→ PROBLEMS TO WORK ON
**a)** In the excerpt on the experimental setup, what step frequency is used when f rep,S is increased?
**b)** Write the next part of the excerpt on the experimental setup, starting after its last sentence.

Start of EXCERPT TO READ

Fig. 4 Schematic of the experimental setup. f-2f; f-2f self-referencing interferometer, OC; optical circulator, PBS; polarizing beam splitter, λ/2; half-wave plate, BD; balanced detector, LPF; low-pass filter, FFT; fast Fourier transform.
The output beam from the signal comb is led to a Fabry-Perot cavity and the reflected beam from the cavity is extracted by an optical circulator. The extracted beam overlaps the output beam from the local comb at a polarization beam splitter (PBS). These beams are divided into two parts at another PBS after the polarization has been rotated with a half-wave plate to adjust the dividing ratio, and are then detected with two InGaAs photodiodes for balanced detection. The detected signal is an interferogram of the signal and local beams, which is guided to a 14-bit digitizer through a low-pass filter and an amplifier, and sampled at the repetition rate of the local comb (f rep,L). The sampled data are transferred to a PC, and each precisely repetitive interferogram is coherently averaged in 95 seconds under a condition satisfying Eqs. (1) and (2) . The averaged interferogram is Fourier-transformed into a spectrum, and then stored in the PC. The horizontal axis of the spectrum is scaled with the absolute frequency calculated from the repetition rates, carrier-envelope-offset frequencies, and the index numbers of the comb modes used to observe the beat frequencies with the CW laser. The index numbers are determined by the CW laser frequency measured with a wavelength meter. To interleave the frequency gap of the horizontal axis of the spectrum, we repeat the set of measurements while increasing f rep,S incrementally using the RF synthesizer. The step frequency is set at 0.12 Hz, which corresponds to interleaving the frequency gap (f rep,S) with 100 points. We adjust the f ceo,L and f beat,L by controlling the phase-locking reference frequencies in real time to satisfy Eqs. (1) and (2) . Therefore, k and l are always constant whenever f rep,S is incrementally increased by 0.12 Hz.

End of EXCERPT TO READ
Start of DATA ENTRIES

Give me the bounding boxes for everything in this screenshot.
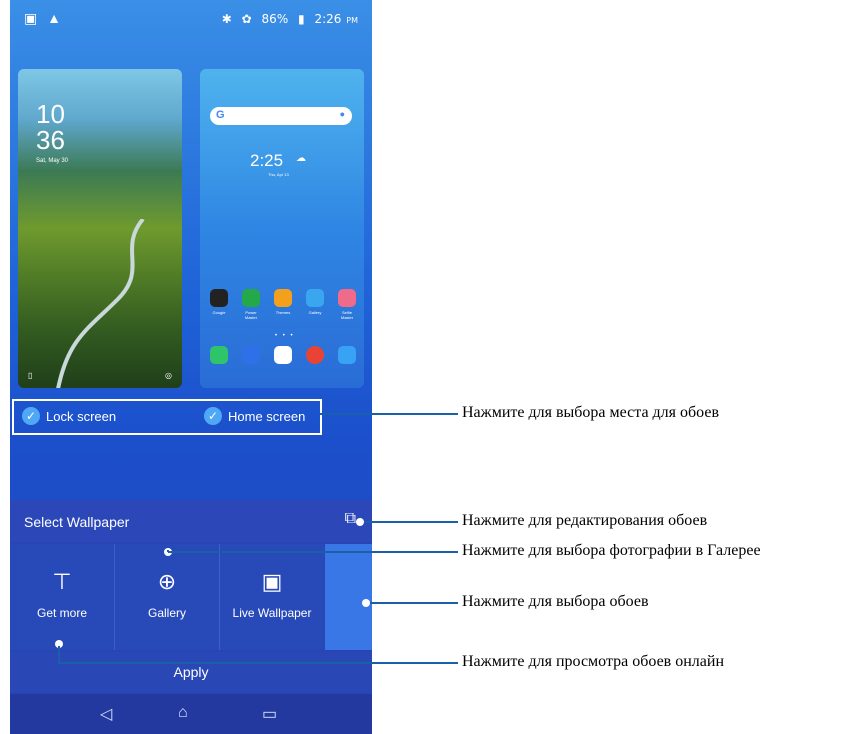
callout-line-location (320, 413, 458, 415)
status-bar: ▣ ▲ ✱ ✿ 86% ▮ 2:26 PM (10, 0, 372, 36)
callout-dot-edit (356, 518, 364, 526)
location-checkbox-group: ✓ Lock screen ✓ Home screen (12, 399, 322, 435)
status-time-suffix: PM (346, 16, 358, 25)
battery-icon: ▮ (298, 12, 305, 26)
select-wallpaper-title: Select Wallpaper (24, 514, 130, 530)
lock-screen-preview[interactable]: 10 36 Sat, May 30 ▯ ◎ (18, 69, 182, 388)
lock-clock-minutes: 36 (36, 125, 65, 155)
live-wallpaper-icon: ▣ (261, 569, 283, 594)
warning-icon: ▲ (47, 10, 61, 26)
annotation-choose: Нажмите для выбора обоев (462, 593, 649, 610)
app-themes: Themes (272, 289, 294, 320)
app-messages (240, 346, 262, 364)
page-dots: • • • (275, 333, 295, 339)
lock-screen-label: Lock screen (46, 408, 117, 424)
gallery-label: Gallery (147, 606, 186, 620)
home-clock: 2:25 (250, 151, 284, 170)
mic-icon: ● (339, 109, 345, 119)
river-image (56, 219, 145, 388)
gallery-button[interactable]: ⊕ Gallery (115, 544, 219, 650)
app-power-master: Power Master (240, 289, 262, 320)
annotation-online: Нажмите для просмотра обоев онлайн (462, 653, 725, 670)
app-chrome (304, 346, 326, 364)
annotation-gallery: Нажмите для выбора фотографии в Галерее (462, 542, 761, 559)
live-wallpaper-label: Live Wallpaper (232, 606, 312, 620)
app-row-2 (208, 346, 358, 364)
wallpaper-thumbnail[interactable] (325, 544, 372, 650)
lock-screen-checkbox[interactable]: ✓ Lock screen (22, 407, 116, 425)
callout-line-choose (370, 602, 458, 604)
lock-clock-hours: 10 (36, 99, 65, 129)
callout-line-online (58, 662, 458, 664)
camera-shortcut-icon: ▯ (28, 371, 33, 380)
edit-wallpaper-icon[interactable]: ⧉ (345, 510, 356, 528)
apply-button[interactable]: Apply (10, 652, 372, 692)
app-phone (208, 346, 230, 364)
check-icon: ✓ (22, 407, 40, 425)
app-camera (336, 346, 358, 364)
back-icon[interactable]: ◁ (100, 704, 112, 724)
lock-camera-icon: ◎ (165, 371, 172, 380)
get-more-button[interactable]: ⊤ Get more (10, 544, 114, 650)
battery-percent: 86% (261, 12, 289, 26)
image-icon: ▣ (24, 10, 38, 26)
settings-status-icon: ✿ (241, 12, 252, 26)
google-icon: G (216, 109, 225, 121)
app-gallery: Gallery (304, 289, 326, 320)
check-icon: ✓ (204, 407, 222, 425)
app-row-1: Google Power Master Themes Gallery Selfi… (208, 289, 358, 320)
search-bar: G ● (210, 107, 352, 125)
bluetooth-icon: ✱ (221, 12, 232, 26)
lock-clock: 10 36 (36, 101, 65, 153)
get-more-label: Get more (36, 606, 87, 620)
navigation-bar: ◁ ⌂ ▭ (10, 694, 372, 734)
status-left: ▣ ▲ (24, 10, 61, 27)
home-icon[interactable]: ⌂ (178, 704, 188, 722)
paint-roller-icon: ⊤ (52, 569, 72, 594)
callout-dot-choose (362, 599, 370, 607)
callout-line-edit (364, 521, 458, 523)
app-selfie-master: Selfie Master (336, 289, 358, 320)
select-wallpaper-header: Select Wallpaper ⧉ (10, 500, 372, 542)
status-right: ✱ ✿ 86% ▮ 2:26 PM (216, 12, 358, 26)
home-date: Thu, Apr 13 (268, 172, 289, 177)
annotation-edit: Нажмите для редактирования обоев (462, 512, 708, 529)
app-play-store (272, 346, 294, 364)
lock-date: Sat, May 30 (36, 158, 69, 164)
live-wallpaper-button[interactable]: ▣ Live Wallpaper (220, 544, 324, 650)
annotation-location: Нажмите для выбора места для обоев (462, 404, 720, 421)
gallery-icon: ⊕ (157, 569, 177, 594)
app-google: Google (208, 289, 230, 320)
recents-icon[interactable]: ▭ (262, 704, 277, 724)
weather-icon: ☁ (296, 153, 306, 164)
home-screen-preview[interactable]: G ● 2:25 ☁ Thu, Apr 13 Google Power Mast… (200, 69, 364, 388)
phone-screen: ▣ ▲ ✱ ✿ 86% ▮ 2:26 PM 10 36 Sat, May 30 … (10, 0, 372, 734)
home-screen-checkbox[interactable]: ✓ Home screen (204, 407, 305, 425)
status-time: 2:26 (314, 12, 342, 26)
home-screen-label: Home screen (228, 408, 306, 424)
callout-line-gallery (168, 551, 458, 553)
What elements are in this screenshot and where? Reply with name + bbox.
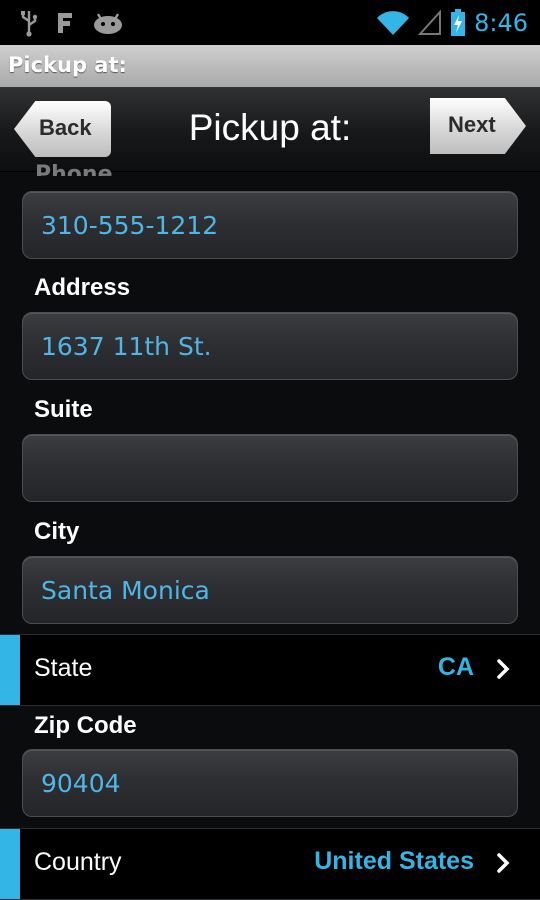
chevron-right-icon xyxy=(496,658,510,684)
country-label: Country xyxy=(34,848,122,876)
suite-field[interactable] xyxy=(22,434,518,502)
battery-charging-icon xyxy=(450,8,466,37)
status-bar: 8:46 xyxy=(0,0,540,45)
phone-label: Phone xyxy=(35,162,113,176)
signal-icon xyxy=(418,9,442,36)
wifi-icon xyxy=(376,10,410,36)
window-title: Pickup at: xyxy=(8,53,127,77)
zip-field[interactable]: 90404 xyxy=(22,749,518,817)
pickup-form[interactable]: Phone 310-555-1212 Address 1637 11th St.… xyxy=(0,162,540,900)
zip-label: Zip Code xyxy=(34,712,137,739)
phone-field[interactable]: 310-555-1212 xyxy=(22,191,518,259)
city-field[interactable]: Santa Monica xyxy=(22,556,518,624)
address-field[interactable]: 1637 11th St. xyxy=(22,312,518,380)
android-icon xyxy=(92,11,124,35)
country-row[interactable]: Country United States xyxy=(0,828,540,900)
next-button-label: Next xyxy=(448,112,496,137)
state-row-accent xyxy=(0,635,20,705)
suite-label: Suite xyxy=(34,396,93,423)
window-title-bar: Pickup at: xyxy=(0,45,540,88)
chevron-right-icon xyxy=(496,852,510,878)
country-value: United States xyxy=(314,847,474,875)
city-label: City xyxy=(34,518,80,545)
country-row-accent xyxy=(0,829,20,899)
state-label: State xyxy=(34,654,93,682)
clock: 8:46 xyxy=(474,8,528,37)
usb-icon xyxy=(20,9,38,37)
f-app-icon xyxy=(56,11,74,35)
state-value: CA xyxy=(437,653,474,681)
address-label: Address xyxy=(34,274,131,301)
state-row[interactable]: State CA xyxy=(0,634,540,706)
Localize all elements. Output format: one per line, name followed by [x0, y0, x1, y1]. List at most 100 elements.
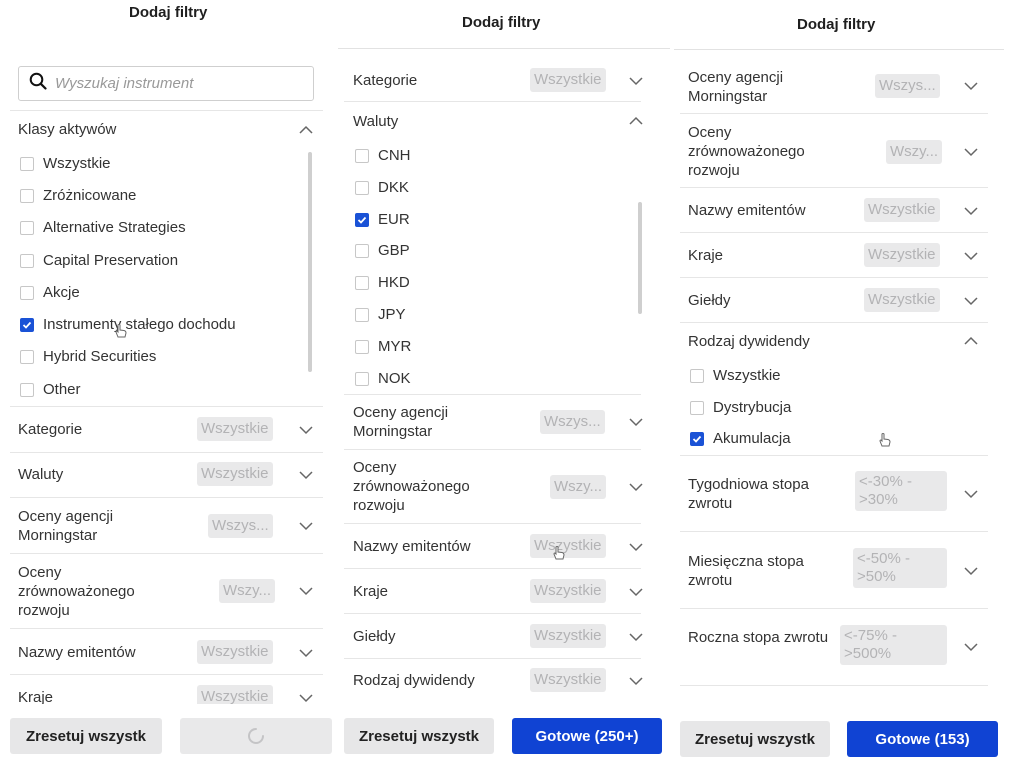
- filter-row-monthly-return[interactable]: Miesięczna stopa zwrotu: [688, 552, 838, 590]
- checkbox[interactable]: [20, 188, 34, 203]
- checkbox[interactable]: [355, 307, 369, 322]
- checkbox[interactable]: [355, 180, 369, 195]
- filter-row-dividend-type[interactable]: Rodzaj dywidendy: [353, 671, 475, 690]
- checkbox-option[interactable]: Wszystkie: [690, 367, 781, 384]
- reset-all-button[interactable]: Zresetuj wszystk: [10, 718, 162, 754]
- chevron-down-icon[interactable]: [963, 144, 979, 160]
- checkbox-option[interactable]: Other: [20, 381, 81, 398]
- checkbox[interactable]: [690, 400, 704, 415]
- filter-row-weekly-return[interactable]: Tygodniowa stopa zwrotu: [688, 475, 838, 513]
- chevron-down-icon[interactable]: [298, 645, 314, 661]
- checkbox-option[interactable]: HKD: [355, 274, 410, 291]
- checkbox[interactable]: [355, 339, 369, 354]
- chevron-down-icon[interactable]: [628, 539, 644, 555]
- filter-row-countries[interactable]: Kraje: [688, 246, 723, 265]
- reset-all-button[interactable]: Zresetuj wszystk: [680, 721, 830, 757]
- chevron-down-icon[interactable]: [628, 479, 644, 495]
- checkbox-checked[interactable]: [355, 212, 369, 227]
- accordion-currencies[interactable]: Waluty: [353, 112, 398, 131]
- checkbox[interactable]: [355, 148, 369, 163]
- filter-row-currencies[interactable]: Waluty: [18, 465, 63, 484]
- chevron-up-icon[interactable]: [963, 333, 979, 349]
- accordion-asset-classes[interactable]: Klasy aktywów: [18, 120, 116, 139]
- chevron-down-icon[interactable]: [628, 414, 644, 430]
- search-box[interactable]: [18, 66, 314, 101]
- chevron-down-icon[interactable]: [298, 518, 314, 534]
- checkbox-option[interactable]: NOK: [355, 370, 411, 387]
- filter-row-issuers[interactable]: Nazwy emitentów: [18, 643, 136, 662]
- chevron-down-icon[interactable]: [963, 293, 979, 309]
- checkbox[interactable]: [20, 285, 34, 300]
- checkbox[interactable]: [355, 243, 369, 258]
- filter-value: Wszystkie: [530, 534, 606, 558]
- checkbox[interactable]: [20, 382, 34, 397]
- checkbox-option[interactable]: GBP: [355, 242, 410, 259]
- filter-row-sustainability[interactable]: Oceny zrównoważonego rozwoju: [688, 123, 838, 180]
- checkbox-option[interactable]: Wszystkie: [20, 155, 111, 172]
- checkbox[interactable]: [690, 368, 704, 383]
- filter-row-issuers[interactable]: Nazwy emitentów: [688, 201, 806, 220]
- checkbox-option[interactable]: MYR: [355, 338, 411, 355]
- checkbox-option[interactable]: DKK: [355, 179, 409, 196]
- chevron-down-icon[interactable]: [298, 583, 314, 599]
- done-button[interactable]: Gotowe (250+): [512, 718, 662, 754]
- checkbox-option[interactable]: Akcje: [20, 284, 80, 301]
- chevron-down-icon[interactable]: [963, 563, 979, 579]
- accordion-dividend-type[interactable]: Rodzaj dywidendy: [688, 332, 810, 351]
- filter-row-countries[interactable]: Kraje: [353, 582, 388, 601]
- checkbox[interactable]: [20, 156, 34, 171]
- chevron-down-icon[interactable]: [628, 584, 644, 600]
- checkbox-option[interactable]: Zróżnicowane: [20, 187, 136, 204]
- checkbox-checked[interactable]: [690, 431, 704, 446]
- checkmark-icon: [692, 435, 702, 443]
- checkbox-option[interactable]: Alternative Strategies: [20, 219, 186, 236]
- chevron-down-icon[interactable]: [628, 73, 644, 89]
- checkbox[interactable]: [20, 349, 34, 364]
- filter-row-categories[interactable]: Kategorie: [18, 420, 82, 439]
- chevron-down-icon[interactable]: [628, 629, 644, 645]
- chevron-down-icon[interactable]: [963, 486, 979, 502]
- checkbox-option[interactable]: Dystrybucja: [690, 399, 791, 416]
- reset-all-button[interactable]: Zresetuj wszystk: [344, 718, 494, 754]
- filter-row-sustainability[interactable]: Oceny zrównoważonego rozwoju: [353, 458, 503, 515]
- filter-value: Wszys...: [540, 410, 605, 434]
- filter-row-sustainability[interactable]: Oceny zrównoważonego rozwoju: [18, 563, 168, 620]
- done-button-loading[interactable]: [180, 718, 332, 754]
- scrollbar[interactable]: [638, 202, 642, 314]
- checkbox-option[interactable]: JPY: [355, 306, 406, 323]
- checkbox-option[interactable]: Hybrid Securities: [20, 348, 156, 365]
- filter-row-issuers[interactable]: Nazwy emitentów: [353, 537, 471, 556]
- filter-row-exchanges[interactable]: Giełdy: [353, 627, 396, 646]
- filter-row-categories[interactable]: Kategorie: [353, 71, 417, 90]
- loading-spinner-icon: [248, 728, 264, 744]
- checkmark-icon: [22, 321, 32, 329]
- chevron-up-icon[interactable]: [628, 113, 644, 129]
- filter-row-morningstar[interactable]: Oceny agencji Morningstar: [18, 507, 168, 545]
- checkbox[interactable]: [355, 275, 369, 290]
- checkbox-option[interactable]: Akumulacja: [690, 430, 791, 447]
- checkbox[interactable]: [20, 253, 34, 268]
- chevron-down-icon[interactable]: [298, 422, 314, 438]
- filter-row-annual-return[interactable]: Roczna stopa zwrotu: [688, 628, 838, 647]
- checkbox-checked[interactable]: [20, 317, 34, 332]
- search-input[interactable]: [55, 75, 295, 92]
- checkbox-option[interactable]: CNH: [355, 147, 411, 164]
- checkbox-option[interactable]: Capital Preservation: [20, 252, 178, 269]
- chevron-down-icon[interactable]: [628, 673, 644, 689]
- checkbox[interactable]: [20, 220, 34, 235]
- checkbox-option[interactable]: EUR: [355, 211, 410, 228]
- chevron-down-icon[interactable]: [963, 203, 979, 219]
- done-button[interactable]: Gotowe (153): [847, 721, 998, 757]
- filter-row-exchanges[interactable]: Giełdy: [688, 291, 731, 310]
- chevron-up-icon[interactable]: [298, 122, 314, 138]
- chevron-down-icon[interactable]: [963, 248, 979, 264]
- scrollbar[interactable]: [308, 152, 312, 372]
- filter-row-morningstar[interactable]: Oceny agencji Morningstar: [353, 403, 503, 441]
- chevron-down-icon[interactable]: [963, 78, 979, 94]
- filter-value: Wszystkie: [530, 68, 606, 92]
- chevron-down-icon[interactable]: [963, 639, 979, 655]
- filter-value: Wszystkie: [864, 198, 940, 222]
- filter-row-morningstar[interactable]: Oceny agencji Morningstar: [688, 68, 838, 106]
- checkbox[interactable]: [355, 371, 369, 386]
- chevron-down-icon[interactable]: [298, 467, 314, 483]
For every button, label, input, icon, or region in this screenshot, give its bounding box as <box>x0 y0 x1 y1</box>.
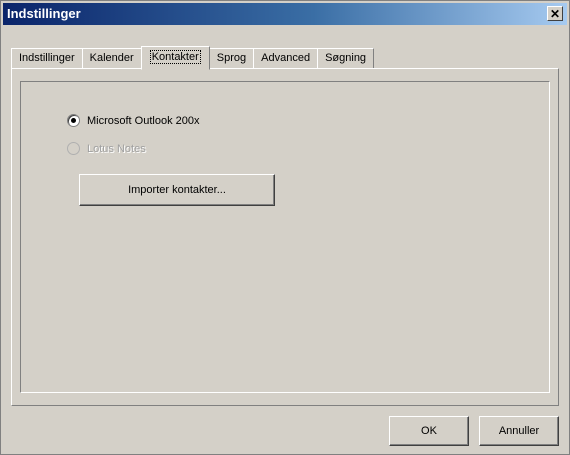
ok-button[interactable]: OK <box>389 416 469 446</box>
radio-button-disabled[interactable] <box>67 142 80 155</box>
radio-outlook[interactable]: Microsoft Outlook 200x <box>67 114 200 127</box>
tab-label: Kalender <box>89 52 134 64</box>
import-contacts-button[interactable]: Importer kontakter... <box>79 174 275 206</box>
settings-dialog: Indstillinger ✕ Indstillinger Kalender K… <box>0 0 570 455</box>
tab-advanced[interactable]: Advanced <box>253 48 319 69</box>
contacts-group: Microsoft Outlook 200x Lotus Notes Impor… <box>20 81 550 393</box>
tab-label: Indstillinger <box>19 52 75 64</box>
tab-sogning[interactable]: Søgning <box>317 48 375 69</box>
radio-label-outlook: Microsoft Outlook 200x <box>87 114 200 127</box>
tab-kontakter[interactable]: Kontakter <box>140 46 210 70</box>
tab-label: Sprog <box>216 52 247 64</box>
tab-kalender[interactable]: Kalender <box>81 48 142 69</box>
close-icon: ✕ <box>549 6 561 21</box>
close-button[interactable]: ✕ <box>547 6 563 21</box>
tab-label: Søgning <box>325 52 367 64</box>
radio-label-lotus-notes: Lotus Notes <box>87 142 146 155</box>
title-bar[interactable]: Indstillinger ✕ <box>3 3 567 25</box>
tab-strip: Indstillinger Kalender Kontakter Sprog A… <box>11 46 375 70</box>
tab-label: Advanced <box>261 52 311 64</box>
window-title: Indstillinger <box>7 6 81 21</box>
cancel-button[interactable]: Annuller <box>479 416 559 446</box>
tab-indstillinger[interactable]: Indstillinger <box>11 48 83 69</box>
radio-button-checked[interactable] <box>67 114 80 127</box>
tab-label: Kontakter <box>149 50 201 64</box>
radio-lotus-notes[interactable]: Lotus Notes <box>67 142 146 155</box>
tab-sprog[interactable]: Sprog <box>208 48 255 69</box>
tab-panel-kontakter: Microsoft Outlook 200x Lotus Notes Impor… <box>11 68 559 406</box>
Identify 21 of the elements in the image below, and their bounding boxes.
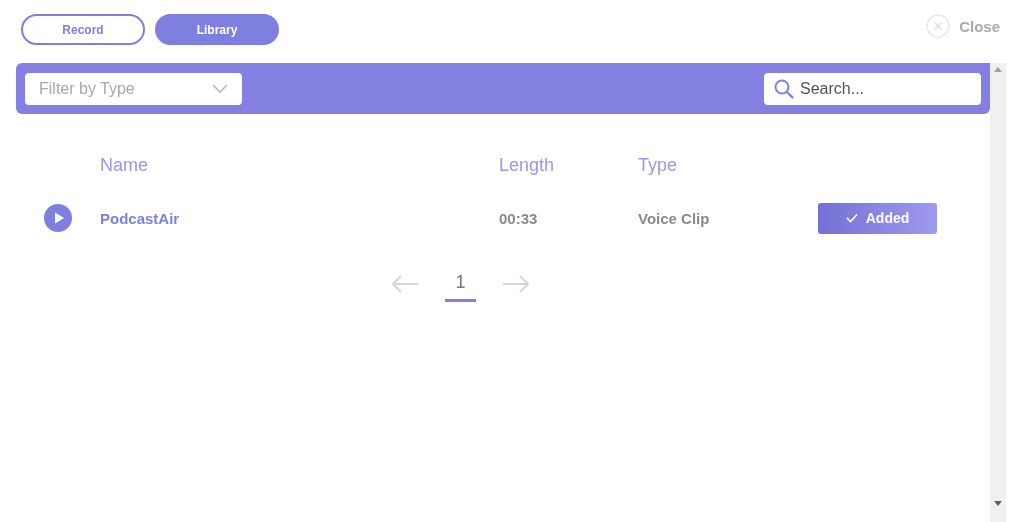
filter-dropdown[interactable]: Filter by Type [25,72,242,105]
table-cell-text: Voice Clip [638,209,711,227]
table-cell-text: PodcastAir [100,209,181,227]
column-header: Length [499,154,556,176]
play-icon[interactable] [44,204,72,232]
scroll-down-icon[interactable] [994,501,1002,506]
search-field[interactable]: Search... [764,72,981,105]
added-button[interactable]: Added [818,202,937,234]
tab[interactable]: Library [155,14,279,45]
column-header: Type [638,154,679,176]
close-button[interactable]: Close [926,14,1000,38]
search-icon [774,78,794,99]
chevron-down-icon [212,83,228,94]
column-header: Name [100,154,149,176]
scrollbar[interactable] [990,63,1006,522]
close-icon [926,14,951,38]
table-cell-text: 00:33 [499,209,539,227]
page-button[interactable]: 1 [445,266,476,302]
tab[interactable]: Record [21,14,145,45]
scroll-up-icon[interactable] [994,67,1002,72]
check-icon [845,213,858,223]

End of DATA ENTRIES

→ RESPONSES PER TASK
**a)** 0.12 Hz

**b)**
We observed the reflection spectrum of a Fabry-Perot cavity with a length of 27 cm and a mirror reflectance of 99% at 1542 nm. These parameters give a free spectral range (FSR) of 560 MHz, a finesse of 300, and a full-width at half-maximum (FWHM) of the linewidth of 1.9 MHz. To prevent long-term drift as regards the cavity length, the frequency of one of the cavity modes is stabilized to that of an acetylene-stabilized laser by using the Pound-Drever-Hall technique [19]. A 5-MHz phase modulation is applied to the output beam from the acetylene-stabilized laser by an EOM. The beam overlaps the signal comb at a PBS and enters the cavity. The reflected beam from the cavity is extracted by an optical circulator and detected by a photodiode. The detected signal is demodulated at 5 MHz to obtain an error signal. It is fed back to a piezoelectric transducer through a servo circuit to stabilize the cavity length precisely.
4. Results
Figure 5(a) shows that the observed spectrum of the reflected beam from the cavity spread from 187 to 218 THz. The envelope of the spectrum indicates the product of the spectra of the two combs. The frequency step of the horizontal scale is f rep,S/100 = 0.48 MHz. Figures 5(b)-5(d), respectively, show enlargements of Fig. 5(a) in the 189, 201, and 213 THz regions with a frequency span of 30 GHz. Absorption lines generated by the cavity can be clearly observed for every FSR. Figures 5(e)-5(g) show enlargements of Figs. 5(b)-5(d) focusing on a single absorption line with a frequency span of 70 MHz. Resonant lines with FWHMs of a few MHz are observed, which is narrower than the resolution limited by the time-window width ( = f rep,S = 48 MHz).
Fig. 5 The observed reflection spectrum of the Fabry-Perot cavity. (a) Entire spectrum from 185 to 220 THz. (b)-(d) Enlargements of spectra in 189, 201, and 213 THz regions with frequency spans of 30 THz. (e)-(g) Enlarged spectra of (b)-(d) focusing on the absorption line of the cavity. The blue filled circles show the observed spectrum and the red curve is the spectrum calculated by fitting Eq. (3) to the observed spectrum.
The shapes of the resonant spectra are somewhat asymmetric as shown in Figs. 5(e)-5(g), and there are some sidebands caused by the higher order transverse modes of the cavity as shown in Figs. 5(b)-5(d). This is particularly prominent at around 189 THz and considered to be due to the mismatch of the mode coupling of the incident beam and the cavity. Since we adjust the mode coupling by using a CW laser, the coupling efficiency could become worse at frequency regions far from that of the CW laser because of chromatic aberration in the mode matching lenses. Such an asymmetric spectral shape is caused by a mismatch of the profile of the beam reflected at an input mirror of the cavity and that exiting the inside of the cavity [20].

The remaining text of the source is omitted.